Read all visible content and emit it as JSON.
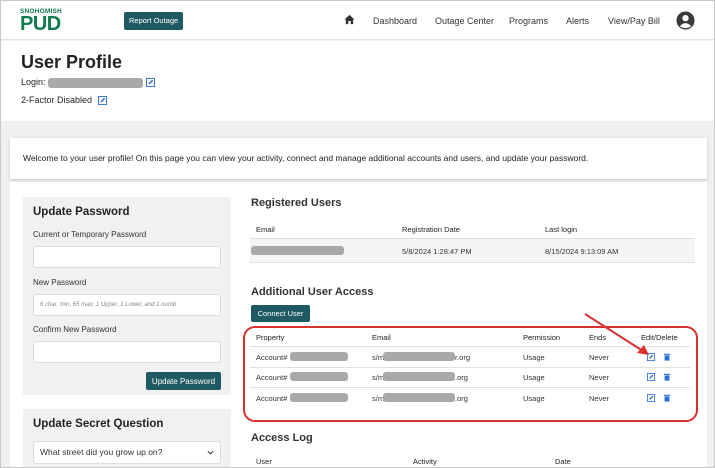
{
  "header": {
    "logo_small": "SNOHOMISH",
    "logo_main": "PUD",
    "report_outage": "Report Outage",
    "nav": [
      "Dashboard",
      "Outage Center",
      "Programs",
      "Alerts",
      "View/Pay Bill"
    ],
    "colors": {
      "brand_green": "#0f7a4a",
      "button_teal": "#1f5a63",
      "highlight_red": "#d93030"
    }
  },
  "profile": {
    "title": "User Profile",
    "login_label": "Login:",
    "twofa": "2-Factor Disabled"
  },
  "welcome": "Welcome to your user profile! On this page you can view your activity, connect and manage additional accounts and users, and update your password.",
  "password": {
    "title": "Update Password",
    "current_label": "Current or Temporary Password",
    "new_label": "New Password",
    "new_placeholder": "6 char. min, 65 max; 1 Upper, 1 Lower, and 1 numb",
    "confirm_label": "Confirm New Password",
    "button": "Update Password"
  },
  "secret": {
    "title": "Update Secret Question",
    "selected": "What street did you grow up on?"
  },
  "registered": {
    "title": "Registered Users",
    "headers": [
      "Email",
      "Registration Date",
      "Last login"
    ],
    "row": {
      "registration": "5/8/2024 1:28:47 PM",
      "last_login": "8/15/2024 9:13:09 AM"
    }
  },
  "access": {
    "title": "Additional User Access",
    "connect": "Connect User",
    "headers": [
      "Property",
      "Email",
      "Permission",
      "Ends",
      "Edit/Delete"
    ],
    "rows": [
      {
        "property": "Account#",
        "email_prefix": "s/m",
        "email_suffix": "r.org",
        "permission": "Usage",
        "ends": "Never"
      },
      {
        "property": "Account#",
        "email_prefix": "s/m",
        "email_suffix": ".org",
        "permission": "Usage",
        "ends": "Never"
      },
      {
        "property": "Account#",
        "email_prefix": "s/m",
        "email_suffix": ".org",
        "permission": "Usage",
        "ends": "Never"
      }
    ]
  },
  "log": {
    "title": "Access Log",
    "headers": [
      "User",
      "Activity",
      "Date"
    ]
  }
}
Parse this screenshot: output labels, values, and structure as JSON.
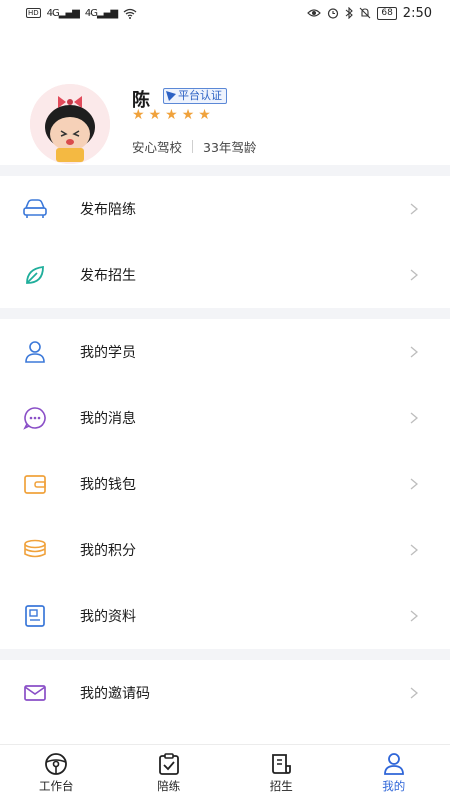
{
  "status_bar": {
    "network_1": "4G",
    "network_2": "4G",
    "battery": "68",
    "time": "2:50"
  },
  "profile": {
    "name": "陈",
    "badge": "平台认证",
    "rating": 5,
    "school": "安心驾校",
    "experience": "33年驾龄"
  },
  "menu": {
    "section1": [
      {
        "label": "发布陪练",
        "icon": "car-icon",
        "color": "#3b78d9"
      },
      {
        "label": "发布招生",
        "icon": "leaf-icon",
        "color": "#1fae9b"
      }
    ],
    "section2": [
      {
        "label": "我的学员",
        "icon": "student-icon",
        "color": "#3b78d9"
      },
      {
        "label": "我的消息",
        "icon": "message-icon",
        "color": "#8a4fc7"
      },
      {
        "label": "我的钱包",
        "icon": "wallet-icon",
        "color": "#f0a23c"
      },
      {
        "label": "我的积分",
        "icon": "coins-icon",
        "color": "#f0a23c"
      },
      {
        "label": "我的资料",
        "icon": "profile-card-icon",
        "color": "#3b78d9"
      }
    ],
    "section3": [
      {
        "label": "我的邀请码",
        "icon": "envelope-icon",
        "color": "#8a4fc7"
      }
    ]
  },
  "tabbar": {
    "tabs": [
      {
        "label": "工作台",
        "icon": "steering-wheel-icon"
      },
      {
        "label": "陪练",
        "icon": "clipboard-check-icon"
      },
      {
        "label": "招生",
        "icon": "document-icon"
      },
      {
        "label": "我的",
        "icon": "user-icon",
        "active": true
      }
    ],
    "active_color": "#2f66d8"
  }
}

* * *

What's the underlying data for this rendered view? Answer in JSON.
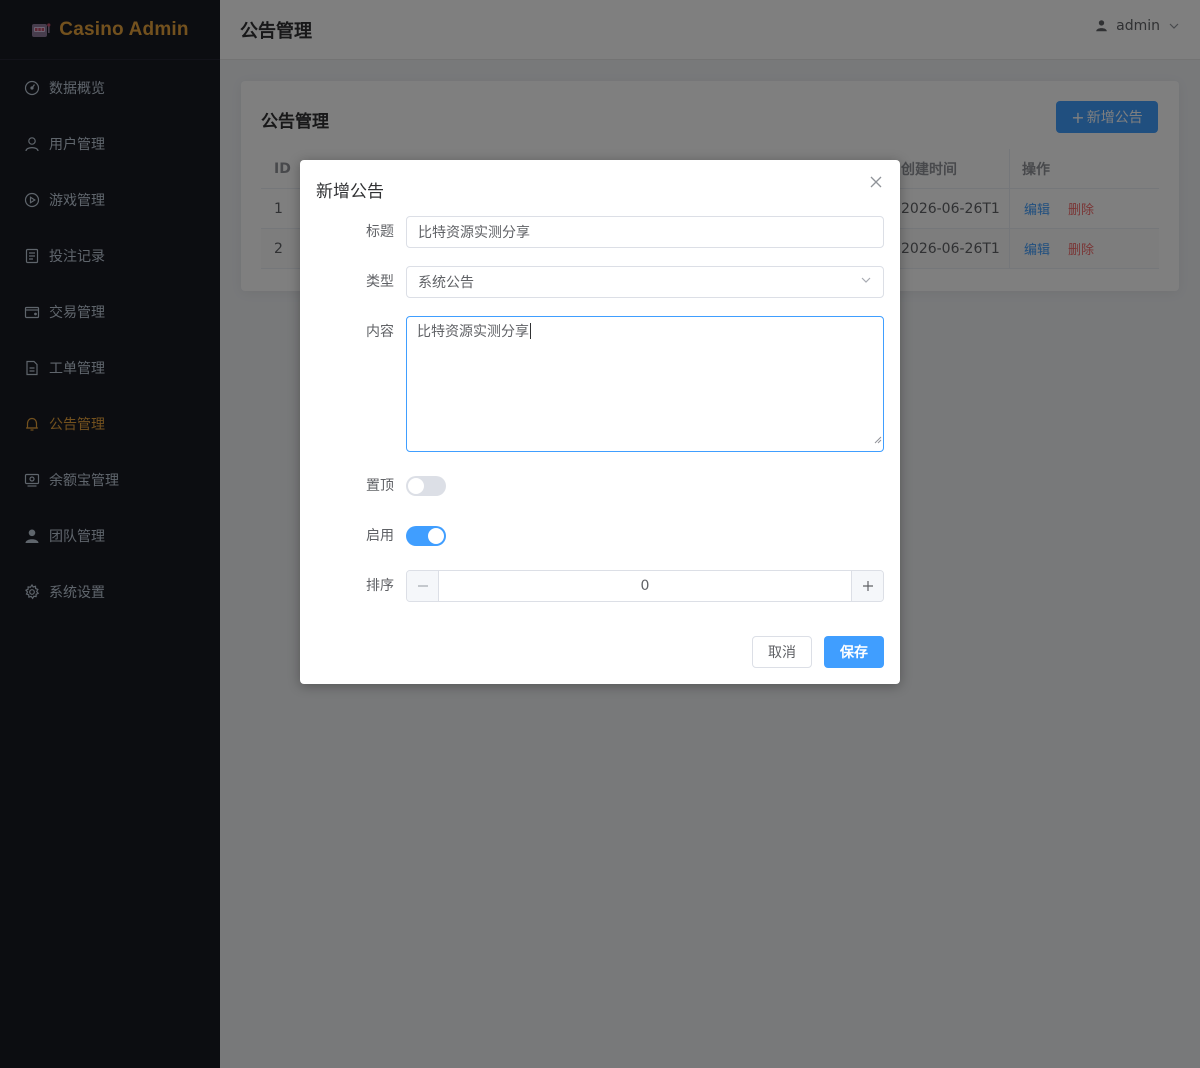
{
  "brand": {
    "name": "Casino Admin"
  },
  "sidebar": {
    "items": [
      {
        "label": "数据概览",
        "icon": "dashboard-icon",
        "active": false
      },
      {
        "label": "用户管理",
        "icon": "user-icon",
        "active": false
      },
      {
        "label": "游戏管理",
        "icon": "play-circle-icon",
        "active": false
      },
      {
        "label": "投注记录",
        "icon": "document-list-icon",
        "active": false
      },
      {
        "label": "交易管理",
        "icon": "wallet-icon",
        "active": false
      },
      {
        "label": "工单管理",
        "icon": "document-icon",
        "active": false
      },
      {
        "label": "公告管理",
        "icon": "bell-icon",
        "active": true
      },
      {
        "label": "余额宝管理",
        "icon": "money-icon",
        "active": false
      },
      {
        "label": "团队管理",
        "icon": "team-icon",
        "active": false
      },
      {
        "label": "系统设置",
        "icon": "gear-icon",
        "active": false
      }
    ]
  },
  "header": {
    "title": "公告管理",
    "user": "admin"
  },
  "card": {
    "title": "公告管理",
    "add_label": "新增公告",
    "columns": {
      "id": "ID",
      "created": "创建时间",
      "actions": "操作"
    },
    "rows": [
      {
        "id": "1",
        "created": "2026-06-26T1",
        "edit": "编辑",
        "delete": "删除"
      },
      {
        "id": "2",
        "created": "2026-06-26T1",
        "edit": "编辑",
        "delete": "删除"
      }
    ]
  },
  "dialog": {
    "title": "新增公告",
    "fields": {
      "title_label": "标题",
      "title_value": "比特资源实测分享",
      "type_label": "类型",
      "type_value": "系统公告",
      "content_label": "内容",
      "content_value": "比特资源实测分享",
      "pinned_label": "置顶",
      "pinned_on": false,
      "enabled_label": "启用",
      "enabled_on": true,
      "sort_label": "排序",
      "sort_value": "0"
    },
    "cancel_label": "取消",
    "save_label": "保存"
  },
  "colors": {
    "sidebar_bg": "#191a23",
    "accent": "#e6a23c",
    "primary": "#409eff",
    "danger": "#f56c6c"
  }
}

Exercise brief - Select every line where the word "Outage" occurs.

The completed task -
    "report_outage": "Report Outage",
      "Outage Center",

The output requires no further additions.